● OBJECTIVE
From the material below, list every line containing "ball".

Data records

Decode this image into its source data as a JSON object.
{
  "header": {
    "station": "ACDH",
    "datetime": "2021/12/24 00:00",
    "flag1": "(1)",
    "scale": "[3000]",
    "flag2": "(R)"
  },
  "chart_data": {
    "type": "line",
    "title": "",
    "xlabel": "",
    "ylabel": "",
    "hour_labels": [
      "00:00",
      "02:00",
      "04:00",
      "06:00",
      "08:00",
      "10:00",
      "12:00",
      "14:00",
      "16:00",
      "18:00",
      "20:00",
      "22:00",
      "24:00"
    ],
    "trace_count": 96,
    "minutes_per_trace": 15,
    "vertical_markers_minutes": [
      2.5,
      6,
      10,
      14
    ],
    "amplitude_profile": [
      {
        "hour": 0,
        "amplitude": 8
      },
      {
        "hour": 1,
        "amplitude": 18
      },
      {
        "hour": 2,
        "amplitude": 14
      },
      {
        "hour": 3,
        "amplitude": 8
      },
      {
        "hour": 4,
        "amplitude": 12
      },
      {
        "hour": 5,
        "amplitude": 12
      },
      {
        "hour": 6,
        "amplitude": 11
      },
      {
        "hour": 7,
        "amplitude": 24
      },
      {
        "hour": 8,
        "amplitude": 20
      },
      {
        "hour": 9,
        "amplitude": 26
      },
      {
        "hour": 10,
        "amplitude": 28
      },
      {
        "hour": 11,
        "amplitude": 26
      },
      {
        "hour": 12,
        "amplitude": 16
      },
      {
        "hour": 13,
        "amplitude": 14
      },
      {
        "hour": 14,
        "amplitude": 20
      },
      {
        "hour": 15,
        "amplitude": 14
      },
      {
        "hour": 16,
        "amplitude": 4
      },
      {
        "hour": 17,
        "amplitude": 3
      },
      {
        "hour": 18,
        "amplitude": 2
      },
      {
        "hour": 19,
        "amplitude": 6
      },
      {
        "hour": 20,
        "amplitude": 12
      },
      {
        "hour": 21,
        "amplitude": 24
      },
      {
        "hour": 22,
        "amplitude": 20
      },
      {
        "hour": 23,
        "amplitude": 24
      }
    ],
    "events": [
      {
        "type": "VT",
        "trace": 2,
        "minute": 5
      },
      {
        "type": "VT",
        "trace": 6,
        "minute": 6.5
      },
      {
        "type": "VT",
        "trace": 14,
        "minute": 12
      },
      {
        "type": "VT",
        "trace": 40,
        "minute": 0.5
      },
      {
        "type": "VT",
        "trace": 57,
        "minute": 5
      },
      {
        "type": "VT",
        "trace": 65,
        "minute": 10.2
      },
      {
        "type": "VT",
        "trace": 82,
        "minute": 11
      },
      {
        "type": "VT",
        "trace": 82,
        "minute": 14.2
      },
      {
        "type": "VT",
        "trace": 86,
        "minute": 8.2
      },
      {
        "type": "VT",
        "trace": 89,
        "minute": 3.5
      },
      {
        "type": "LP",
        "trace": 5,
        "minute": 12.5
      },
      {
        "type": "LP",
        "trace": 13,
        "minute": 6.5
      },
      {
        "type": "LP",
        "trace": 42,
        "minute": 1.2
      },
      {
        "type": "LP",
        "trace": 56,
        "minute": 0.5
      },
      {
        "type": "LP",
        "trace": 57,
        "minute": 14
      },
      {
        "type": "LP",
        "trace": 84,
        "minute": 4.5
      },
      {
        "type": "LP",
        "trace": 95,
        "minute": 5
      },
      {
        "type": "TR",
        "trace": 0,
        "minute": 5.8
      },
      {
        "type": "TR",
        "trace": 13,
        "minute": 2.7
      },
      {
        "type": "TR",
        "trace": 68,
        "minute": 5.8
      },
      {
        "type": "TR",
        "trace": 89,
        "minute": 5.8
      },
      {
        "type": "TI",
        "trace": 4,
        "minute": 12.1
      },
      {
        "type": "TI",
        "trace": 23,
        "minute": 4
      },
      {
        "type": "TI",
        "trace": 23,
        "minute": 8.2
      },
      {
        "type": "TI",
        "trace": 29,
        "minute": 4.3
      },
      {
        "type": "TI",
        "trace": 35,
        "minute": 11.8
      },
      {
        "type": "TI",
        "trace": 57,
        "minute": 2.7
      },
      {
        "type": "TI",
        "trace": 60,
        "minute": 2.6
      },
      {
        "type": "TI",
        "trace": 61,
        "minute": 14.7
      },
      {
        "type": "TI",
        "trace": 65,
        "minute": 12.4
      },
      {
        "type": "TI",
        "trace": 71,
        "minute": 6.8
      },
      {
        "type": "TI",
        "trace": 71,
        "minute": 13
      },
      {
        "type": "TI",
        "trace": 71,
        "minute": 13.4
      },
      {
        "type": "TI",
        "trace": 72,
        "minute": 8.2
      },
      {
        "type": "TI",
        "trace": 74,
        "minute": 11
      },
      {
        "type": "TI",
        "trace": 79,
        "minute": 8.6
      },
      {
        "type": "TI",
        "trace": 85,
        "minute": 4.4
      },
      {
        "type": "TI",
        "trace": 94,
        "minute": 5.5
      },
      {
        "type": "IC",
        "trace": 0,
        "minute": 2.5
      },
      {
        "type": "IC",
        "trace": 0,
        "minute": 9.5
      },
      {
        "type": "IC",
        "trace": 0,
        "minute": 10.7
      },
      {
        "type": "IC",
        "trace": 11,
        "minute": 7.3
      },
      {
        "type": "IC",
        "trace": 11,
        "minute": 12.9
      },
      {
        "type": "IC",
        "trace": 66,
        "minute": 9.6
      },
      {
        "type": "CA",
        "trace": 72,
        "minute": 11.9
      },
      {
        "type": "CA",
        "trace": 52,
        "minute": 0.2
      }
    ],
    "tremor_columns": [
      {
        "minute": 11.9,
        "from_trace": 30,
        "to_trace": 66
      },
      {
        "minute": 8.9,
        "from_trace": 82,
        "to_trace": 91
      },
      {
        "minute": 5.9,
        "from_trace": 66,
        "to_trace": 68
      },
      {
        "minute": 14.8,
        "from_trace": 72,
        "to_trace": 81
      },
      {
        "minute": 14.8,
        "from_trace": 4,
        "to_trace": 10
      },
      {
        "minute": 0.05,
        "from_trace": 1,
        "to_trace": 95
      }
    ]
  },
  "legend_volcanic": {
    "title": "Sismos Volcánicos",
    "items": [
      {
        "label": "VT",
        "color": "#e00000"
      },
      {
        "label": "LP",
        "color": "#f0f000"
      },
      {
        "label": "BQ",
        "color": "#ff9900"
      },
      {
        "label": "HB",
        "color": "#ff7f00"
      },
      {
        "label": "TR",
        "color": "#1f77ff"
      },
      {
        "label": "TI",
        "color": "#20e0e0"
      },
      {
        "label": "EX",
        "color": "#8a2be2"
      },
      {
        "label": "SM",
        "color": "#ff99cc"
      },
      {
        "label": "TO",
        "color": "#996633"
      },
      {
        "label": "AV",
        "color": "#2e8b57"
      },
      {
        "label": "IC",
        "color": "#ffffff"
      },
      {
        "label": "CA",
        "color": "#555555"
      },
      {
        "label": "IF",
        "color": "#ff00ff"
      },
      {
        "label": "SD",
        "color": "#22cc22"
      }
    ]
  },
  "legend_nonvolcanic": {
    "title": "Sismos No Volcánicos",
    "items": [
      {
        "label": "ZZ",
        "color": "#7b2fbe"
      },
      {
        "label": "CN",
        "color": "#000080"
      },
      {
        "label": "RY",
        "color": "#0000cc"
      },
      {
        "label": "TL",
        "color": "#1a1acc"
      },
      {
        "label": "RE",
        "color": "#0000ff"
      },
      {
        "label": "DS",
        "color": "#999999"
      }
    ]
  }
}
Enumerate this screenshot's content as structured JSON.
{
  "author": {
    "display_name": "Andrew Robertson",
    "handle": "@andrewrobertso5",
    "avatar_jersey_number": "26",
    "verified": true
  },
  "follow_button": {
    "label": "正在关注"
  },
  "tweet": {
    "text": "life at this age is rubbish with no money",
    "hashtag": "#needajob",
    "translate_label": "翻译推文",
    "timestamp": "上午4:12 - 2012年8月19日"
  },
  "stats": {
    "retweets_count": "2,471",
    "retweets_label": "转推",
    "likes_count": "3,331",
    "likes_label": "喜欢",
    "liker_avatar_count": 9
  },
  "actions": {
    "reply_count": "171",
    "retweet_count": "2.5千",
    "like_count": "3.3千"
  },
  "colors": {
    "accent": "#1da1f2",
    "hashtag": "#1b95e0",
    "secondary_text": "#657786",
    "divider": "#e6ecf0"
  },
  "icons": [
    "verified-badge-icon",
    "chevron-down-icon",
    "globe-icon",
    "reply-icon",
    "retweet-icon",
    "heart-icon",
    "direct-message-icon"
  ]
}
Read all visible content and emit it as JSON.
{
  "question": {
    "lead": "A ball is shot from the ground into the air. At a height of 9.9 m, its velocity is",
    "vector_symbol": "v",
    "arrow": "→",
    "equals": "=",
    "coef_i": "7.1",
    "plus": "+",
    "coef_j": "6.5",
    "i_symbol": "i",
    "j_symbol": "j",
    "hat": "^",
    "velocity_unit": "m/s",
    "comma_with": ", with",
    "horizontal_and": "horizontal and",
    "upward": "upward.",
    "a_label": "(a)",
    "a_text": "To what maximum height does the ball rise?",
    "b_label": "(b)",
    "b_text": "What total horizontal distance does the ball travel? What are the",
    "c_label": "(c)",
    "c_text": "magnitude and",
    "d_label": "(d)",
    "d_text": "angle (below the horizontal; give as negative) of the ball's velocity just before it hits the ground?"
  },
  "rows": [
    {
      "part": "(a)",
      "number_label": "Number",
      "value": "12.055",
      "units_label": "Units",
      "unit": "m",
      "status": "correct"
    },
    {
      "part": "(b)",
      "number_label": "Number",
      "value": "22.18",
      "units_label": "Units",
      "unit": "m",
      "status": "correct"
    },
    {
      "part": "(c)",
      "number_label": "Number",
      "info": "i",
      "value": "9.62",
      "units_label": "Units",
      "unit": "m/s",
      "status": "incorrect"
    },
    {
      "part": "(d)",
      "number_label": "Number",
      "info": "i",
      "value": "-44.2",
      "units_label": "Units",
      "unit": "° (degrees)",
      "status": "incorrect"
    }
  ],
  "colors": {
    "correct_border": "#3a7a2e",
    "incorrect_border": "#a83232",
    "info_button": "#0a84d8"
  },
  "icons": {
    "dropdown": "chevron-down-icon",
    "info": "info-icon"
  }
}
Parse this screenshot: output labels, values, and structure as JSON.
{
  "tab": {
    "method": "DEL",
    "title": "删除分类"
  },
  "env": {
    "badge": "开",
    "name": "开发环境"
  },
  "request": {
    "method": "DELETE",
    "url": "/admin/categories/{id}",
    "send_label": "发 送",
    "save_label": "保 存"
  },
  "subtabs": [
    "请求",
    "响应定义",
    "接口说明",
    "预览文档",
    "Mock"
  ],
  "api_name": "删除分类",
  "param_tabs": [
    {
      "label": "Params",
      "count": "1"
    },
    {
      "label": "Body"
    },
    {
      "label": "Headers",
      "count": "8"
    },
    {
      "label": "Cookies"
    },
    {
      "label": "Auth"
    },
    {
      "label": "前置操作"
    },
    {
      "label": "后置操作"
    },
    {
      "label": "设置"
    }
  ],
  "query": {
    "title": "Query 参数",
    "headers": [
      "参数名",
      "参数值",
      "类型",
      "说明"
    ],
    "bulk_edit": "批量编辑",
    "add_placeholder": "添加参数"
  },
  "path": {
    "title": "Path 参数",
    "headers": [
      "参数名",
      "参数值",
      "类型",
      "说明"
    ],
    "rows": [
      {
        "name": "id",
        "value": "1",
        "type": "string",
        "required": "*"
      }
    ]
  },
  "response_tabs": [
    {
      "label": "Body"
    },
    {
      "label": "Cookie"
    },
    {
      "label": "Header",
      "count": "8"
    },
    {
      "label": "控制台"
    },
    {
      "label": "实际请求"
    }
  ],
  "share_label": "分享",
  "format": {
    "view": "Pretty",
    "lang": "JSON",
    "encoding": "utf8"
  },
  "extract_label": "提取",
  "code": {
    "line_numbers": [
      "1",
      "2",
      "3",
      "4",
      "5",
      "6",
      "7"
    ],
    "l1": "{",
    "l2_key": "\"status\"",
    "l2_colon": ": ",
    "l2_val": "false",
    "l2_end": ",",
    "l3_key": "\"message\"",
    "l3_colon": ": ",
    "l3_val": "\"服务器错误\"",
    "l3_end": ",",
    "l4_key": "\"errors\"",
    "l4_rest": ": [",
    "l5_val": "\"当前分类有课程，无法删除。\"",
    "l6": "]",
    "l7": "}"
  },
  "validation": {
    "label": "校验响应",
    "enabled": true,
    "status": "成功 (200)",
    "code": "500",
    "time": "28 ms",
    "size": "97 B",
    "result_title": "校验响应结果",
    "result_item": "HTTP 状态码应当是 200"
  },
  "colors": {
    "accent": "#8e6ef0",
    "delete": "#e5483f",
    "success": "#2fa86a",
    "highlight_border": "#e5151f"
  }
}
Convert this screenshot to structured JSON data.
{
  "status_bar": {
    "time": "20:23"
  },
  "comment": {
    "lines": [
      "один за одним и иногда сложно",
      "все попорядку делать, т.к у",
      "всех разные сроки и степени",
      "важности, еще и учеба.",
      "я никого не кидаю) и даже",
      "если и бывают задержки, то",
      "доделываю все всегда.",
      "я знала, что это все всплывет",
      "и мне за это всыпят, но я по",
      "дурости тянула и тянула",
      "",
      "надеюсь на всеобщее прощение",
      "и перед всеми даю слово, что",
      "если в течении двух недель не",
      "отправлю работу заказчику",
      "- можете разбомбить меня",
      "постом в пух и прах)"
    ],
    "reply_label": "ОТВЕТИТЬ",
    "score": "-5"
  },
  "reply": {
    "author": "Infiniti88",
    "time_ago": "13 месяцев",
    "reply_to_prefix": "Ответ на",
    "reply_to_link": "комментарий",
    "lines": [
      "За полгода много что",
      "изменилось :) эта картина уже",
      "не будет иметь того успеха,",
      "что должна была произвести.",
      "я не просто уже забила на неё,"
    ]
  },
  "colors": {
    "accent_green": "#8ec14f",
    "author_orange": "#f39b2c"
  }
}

● OUTPUT
    "lead": "A ball is shot from the ground into the air. At a height of 9.9 m, its velocity is",
    "a_text": "To what maximum height does the ball rise?",
    "b_text": "What total horizontal distance does the ball travel? What are the",
    "d_text": "angle (below the horizontal; give as negative) of the ball's velocity just before it hits the ground?"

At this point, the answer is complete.